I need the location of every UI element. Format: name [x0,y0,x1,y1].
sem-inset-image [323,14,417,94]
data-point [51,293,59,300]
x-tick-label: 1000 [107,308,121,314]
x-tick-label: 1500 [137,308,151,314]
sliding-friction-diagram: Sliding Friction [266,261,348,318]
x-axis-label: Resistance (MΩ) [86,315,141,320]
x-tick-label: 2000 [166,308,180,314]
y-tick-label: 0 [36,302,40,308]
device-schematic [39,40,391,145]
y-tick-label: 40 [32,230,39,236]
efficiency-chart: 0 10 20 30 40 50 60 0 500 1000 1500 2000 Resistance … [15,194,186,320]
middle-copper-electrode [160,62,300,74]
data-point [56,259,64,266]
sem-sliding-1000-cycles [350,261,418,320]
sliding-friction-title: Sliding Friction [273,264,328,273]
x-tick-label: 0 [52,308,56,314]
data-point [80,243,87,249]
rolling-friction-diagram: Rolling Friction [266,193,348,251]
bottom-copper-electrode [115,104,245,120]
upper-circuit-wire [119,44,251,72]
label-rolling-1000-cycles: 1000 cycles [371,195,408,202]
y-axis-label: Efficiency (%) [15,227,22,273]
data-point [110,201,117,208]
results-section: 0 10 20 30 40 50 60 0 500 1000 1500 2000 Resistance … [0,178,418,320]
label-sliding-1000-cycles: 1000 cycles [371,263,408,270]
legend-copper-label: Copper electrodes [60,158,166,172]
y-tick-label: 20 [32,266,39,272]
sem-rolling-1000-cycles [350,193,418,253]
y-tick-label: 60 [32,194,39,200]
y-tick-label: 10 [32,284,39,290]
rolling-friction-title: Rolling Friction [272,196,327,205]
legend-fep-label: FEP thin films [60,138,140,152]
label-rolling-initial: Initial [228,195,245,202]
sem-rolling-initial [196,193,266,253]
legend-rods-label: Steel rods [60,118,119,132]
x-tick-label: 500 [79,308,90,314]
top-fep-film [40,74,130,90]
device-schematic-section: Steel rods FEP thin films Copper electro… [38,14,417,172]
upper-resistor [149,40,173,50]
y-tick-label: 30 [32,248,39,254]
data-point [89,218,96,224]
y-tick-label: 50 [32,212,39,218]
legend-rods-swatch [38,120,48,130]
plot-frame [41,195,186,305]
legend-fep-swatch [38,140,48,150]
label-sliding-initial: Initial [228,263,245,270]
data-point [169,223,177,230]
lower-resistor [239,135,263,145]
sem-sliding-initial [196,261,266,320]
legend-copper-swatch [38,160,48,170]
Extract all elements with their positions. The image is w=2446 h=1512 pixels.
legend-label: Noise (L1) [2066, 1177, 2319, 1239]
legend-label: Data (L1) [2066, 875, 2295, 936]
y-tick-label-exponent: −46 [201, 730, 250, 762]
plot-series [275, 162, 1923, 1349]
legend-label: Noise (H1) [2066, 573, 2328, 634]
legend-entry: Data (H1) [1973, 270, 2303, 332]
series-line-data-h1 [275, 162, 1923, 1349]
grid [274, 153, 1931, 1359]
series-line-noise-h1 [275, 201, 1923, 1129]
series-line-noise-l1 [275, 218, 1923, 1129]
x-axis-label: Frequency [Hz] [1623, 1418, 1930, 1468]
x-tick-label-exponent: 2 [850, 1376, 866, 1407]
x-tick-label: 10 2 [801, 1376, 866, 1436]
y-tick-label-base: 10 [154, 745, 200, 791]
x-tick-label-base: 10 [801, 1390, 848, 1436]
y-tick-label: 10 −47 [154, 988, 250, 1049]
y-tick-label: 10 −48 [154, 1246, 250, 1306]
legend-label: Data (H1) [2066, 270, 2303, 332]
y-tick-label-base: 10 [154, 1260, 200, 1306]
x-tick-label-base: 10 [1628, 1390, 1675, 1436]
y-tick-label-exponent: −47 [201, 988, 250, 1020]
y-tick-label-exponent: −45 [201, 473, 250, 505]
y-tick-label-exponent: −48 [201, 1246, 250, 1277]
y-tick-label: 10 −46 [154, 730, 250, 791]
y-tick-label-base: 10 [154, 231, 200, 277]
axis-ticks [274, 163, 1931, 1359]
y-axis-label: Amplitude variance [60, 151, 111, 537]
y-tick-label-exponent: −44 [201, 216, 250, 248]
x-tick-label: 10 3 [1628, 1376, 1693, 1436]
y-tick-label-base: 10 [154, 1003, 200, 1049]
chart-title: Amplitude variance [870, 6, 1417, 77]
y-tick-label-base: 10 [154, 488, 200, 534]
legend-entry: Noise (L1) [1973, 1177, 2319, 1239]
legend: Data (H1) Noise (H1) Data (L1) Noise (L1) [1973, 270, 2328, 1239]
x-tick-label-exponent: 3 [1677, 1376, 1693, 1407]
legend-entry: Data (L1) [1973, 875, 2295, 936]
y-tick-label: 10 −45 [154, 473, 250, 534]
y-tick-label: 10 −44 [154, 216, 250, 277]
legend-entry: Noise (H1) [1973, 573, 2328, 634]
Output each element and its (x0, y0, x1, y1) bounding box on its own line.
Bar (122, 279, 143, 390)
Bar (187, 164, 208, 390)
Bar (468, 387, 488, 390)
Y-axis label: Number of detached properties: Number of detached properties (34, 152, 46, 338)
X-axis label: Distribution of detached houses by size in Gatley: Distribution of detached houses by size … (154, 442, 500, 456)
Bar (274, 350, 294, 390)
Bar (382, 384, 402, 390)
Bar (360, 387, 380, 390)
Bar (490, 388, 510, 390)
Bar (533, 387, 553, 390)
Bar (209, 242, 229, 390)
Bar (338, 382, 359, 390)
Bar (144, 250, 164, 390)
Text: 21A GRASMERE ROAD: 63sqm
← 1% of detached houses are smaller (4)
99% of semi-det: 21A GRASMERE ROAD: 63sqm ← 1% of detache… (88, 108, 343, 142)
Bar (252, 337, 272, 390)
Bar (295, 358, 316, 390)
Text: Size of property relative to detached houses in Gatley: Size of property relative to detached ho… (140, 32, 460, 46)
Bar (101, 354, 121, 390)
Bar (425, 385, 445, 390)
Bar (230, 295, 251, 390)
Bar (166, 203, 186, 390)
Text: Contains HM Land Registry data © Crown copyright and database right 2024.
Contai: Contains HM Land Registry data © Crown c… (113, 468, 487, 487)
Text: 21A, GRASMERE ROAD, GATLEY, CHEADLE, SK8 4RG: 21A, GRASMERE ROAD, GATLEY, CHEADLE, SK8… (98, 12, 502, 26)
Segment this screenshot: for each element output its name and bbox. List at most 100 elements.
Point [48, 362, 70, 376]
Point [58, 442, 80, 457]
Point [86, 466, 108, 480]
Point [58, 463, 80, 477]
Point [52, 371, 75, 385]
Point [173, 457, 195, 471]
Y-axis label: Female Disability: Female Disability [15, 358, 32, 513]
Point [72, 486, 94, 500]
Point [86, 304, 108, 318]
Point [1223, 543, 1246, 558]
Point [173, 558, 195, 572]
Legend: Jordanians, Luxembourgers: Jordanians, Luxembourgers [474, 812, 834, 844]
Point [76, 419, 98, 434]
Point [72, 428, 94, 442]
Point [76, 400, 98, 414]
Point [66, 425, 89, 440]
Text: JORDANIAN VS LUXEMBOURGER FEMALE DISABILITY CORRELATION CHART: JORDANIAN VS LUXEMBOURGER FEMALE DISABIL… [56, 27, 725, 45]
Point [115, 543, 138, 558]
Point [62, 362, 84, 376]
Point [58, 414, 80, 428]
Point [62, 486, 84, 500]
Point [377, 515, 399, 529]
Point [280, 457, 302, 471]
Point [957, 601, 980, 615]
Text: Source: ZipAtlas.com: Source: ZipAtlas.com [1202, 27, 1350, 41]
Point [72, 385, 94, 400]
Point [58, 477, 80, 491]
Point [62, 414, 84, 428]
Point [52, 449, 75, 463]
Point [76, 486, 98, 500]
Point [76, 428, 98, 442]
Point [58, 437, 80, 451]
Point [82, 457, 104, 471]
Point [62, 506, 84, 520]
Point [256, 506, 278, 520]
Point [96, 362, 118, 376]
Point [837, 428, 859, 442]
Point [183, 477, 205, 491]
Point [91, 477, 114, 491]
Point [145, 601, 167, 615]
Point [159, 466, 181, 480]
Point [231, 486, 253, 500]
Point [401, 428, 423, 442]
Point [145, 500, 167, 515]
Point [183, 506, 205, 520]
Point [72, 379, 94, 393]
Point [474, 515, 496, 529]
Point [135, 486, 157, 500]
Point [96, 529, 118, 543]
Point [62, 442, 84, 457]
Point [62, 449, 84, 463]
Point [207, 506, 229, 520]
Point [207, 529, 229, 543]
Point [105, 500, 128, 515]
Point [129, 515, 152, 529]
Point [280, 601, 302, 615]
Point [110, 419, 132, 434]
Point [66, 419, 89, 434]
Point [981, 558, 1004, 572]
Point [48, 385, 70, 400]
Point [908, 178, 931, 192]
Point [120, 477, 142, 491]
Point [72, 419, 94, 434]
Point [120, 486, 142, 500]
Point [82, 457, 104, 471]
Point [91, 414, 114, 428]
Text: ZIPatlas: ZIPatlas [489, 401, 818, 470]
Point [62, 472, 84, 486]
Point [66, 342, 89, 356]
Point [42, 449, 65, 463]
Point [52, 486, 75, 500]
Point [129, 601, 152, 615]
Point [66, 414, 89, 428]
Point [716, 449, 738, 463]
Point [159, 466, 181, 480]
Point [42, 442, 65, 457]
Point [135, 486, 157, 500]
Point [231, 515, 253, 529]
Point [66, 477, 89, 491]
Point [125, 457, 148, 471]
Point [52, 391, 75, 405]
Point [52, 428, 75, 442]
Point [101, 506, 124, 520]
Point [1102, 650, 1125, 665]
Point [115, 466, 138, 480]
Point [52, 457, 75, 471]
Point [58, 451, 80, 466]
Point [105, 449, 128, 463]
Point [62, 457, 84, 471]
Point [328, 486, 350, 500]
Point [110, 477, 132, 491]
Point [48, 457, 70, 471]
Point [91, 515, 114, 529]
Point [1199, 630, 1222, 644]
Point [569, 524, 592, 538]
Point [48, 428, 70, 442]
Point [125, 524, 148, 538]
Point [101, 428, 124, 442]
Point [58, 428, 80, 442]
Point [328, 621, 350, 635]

REQUIRED TASK
Recast the records from their start through the line containing "sliding-friction-title: Sliding Friction" as a Markdown table with the columns Row and Text. Number each line in Row, put the line itself in Text, and skip any blank lines.

ANSWER
| Row | Text |
|---|---|
| 1 | I need the location of every UI element. Format: name [x0,y0,x1,y1]. |
| 2 | sem-inset-image [323,14,417,94] |
| 3 | data-point [51,293,59,300] |
| 4 | x-tick-label: 1000 [107,308,121,314] |
| 5 | x-tick-label: 1500 [137,308,151,314] |
| 6 | sliding-friction-diagram: Sliding Friction [266,261,348,318] |
| 7 | x-axis-label: Resistance (MΩ) [86,315,141,320] |
| 8 | x-tick-label: 2000 [166,308,180,314] |
| 9 | y-tick-label: 0 [36,302,40,308] |
| 10 | device-schematic [39,40,391,145] |
| 11 | y-tick-label: 40 [32,230,39,236] |
| 12 | efficiency-chart: 0 10 20 30 40 50 60 0 500 1000 1500 2000 Resistance … [15,194,186,320] |
| 13 | middle-copper-electrode [160,62,300,74] |
| 14 | data-point [56,259,64,266] |
| 15 | sem-sliding-1000-cycles [350,261,418,320] |
| 16 | sliding-friction-title: Sliding Friction [273,264,328,273] |